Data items
════════════════════
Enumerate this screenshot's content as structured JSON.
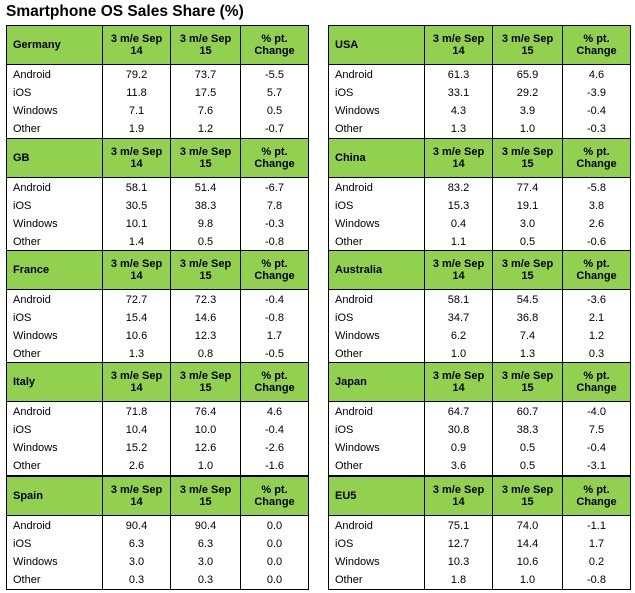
{
  "title": "Smartphone OS Sales Share (%)",
  "columns": [
    "3 m/e Sep 14",
    "3 m/e Sep 15",
    "% pt. Change"
  ],
  "column_lines": [
    [
      "3 m/e Sep",
      "14"
    ],
    [
      "3 m/e Sep",
      "15"
    ],
    [
      "% pt.",
      "Change"
    ]
  ],
  "header_color": "#92d050",
  "panels": [
    {
      "country": "Germany",
      "rows": [
        {
          "os": "Android",
          "v14": "79.2",
          "v15": "73.7",
          "chg": "-5.5"
        },
        {
          "os": "iOS",
          "v14": "11.8",
          "v15": "17.5",
          "chg": "5.7"
        },
        {
          "os": "Windows",
          "v14": "7.1",
          "v15": "7.6",
          "chg": "0.5"
        },
        {
          "os": "Other",
          "v14": "1.9",
          "v15": "1.2",
          "chg": "-0.7"
        }
      ]
    },
    {
      "country": "USA",
      "rows": [
        {
          "os": "Android",
          "v14": "61.3",
          "v15": "65.9",
          "chg": "4.6"
        },
        {
          "os": "iOS",
          "v14": "33.1",
          "v15": "29.2",
          "chg": "-3.9"
        },
        {
          "os": "Windows",
          "v14": "4.3",
          "v15": "3.9",
          "chg": "-0.4"
        },
        {
          "os": "Other",
          "v14": "1.3",
          "v15": "1.0",
          "chg": "-0.3"
        }
      ]
    },
    {
      "country": "GB",
      "rows": [
        {
          "os": "Android",
          "v14": "58.1",
          "v15": "51.4",
          "chg": "-6.7"
        },
        {
          "os": "iOS",
          "v14": "30.5",
          "v15": "38.3",
          "chg": "7.8"
        },
        {
          "os": "Windows",
          "v14": "10.1",
          "v15": "9.8",
          "chg": "-0.3"
        },
        {
          "os": "Other",
          "v14": "1.4",
          "v15": "0.5",
          "chg": "-0.8"
        }
      ]
    },
    {
      "country": "China",
      "rows": [
        {
          "os": "Android",
          "v14": "83.2",
          "v15": "77.4",
          "chg": "-5.8"
        },
        {
          "os": "iOS",
          "v14": "15.3",
          "v15": "19.1",
          "chg": "3.8"
        },
        {
          "os": "Windows",
          "v14": "0.4",
          "v15": "3.0",
          "chg": "2.6"
        },
        {
          "os": "Other",
          "v14": "1.1",
          "v15": "0.5",
          "chg": "-0.6"
        }
      ]
    },
    {
      "country": "France",
      "rows": [
        {
          "os": "Android",
          "v14": "72.7",
          "v15": "72.3",
          "chg": "-0.4"
        },
        {
          "os": "iOS",
          "v14": "15.4",
          "v15": "14.6",
          "chg": "-0.8"
        },
        {
          "os": "Windows",
          "v14": "10.6",
          "v15": "12.3",
          "chg": "1.7"
        },
        {
          "os": "Other",
          "v14": "1.3",
          "v15": "0.8",
          "chg": "-0.5"
        }
      ]
    },
    {
      "country": "Australia",
      "rows": [
        {
          "os": "Android",
          "v14": "58.1",
          "v15": "54.5",
          "chg": "-3.6"
        },
        {
          "os": "iOS",
          "v14": "34.7",
          "v15": "36.8",
          "chg": "2.1"
        },
        {
          "os": "Windows",
          "v14": "6.2",
          "v15": "7.4",
          "chg": "1.2"
        },
        {
          "os": "Other",
          "v14": "1.0",
          "v15": "1.3",
          "chg": "0.3"
        }
      ]
    },
    {
      "country": "Italy",
      "rows": [
        {
          "os": "Android",
          "v14": "71.8",
          "v15": "76.4",
          "chg": "4.6"
        },
        {
          "os": "iOS",
          "v14": "10.4",
          "v15": "10.0",
          "chg": "-0.4"
        },
        {
          "os": "Windows",
          "v14": "15.2",
          "v15": "12.6",
          "chg": "-2.6"
        },
        {
          "os": "Other",
          "v14": "2.6",
          "v15": "1.0",
          "chg": "-1.6"
        }
      ]
    },
    {
      "country": "Japan",
      "rows": [
        {
          "os": "Android",
          "v14": "64.7",
          "v15": "60.7",
          "chg": "-4.0"
        },
        {
          "os": "iOS",
          "v14": "30.8",
          "v15": "38.3",
          "chg": "7.5"
        },
        {
          "os": "Windows",
          "v14": "0.9",
          "v15": "0.5",
          "chg": "-0.4"
        },
        {
          "os": "Other",
          "v14": "3.6",
          "v15": "0.5",
          "chg": "-3.1"
        }
      ]
    },
    {
      "country": "Spain",
      "rows": [
        {
          "os": "Android",
          "v14": "90.4",
          "v15": "90.4",
          "chg": "0.0"
        },
        {
          "os": "iOS",
          "v14": "6.3",
          "v15": "6.3",
          "chg": "0.0"
        },
        {
          "os": "Windows",
          "v14": "3.0",
          "v15": "3.0",
          "chg": "0.0"
        },
        {
          "os": "Other",
          "v14": "0.3",
          "v15": "0.3",
          "chg": "0.0"
        }
      ]
    },
    {
      "country": "EU5",
      "rows": [
        {
          "os": "Android",
          "v14": "75.1",
          "v15": "74.0",
          "chg": "-1.1"
        },
        {
          "os": "iOS",
          "v14": "12.7",
          "v15": "14.4",
          "chg": "1.7"
        },
        {
          "os": "Windows",
          "v14": "10.3",
          "v15": "10.6",
          "chg": "0.2"
        },
        {
          "os": "Other",
          "v14": "1.8",
          "v15": "1.0",
          "chg": "-0.8"
        }
      ]
    }
  ]
}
════════════════════
Output the records above exactly; leave out the pictures.

Enumerate this screenshot's content as structured JSON.
{
  "title": "Smartphone OS Sales Share (%)",
  "columns": [
    "3 m/e Sep 14",
    "3 m/e Sep 15",
    "% pt. Change"
  ],
  "column_lines": [
    [
      "3 m/e Sep",
      "14"
    ],
    [
      "3 m/e Sep",
      "15"
    ],
    [
      "% pt.",
      "Change"
    ]
  ],
  "header_color": "#92d050",
  "panels": [
    {
      "country": "Germany",
      "rows": [
        {
          "os": "Android",
          "v14": "79.2",
          "v15": "73.7",
          "chg": "-5.5"
        },
        {
          "os": "iOS",
          "v14": "11.8",
          "v15": "17.5",
          "chg": "5.7"
        },
        {
          "os": "Windows",
          "v14": "7.1",
          "v15": "7.6",
          "chg": "0.5"
        },
        {
          "os": "Other",
          "v14": "1.9",
          "v15": "1.2",
          "chg": "-0.7"
        }
      ]
    },
    {
      "country": "USA",
      "rows": [
        {
          "os": "Android",
          "v14": "61.3",
          "v15": "65.9",
          "chg": "4.6"
        },
        {
          "os": "iOS",
          "v14": "33.1",
          "v15": "29.2",
          "chg": "-3.9"
        },
        {
          "os": "Windows",
          "v14": "4.3",
          "v15": "3.9",
          "chg": "-0.4"
        },
        {
          "os": "Other",
          "v14": "1.3",
          "v15": "1.0",
          "chg": "-0.3"
        }
      ]
    },
    {
      "country": "GB",
      "rows": [
        {
          "os": "Android",
          "v14": "58.1",
          "v15": "51.4",
          "chg": "-6.7"
        },
        {
          "os": "iOS",
          "v14": "30.5",
          "v15": "38.3",
          "chg": "7.8"
        },
        {
          "os": "Windows",
          "v14": "10.1",
          "v15": "9.8",
          "chg": "-0.3"
        },
        {
          "os": "Other",
          "v14": "1.4",
          "v15": "0.5",
          "chg": "-0.8"
        }
      ]
    },
    {
      "country": "China",
      "rows": [
        {
          "os": "Android",
          "v14": "83.2",
          "v15": "77.4",
          "chg": "-5.8"
        },
        {
          "os": "iOS",
          "v14": "15.3",
          "v15": "19.1",
          "chg": "3.8"
        },
        {
          "os": "Windows",
          "v14": "0.4",
          "v15": "3.0",
          "chg": "2.6"
        },
        {
          "os": "Other",
          "v14": "1.1",
          "v15": "0.5",
          "chg": "-0.6"
        }
      ]
    },
    {
      "country": "France",
      "rows": [
        {
          "os": "Android",
          "v14": "72.7",
          "v15": "72.3",
          "chg": "-0.4"
        },
        {
          "os": "iOS",
          "v14": "15.4",
          "v15": "14.6",
          "chg": "-0.8"
        },
        {
          "os": "Windows",
          "v14": "10.6",
          "v15": "12.3",
          "chg": "1.7"
        },
        {
          "os": "Other",
          "v14": "1.3",
          "v15": "0.8",
          "chg": "-0.5"
        }
      ]
    },
    {
      "country": "Australia",
      "rows": [
        {
          "os": "Android",
          "v14": "58.1",
          "v15": "54.5",
          "chg": "-3.6"
        },
        {
          "os": "iOS",
          "v14": "34.7",
          "v15": "36.8",
          "chg": "2.1"
        },
        {
          "os": "Windows",
          "v14": "6.2",
          "v15": "7.4",
          "chg": "1.2"
        },
        {
          "os": "Other",
          "v14": "1.0",
          "v15": "1.3",
          "chg": "0.3"
        }
      ]
    },
    {
      "country": "Italy",
      "rows": [
        {
          "os": "Android",
          "v14": "71.8",
          "v15": "76.4",
          "chg": "4.6"
        },
        {
          "os": "iOS",
          "v14": "10.4",
          "v15": "10.0",
          "chg": "-0.4"
        },
        {
          "os": "Windows",
          "v14": "15.2",
          "v15": "12.6",
          "chg": "-2.6"
        },
        {
          "os": "Other",
          "v14": "2.6",
          "v15": "1.0",
          "chg": "-1.6"
        }
      ]
    },
    {
      "country": "Japan",
      "rows": [
        {
          "os": "Android",
          "v14": "64.7",
          "v15": "60.7",
          "chg": "-4.0"
        },
        {
          "os": "iOS",
          "v14": "30.8",
          "v15": "38.3",
          "chg": "7.5"
        },
        {
          "os": "Windows",
          "v14": "0.9",
          "v15": "0.5",
          "chg": "-0.4"
        },
        {
          "os": "Other",
          "v14": "3.6",
          "v15": "0.5",
          "chg": "-3.1"
        }
      ]
    },
    {
      "country": "Spain",
      "rows": [
        {
          "os": "Android",
          "v14": "90.4",
          "v15": "90.4",
          "chg": "0.0"
        },
        {
          "os": "iOS",
          "v14": "6.3",
          "v15": "6.3",
          "chg": "0.0"
        },
        {
          "os": "Windows",
          "v14": "3.0",
          "v15": "3.0",
          "chg": "0.0"
        },
        {
          "os": "Other",
          "v14": "0.3",
          "v15": "0.3",
          "chg": "0.0"
        }
      ]
    },
    {
      "country": "EU5",
      "rows": [
        {
          "os": "Android",
          "v14": "75.1",
          "v15": "74.0",
          "chg": "-1.1"
        },
        {
          "os": "iOS",
          "v14": "12.7",
          "v15": "14.4",
          "chg": "1.7"
        },
        {
          "os": "Windows",
          "v14": "10.3",
          "v15": "10.6",
          "chg": "0.2"
        },
        {
          "os": "Other",
          "v14": "1.8",
          "v15": "1.0",
          "chg": "-0.8"
        }
      ]
    }
  ]
}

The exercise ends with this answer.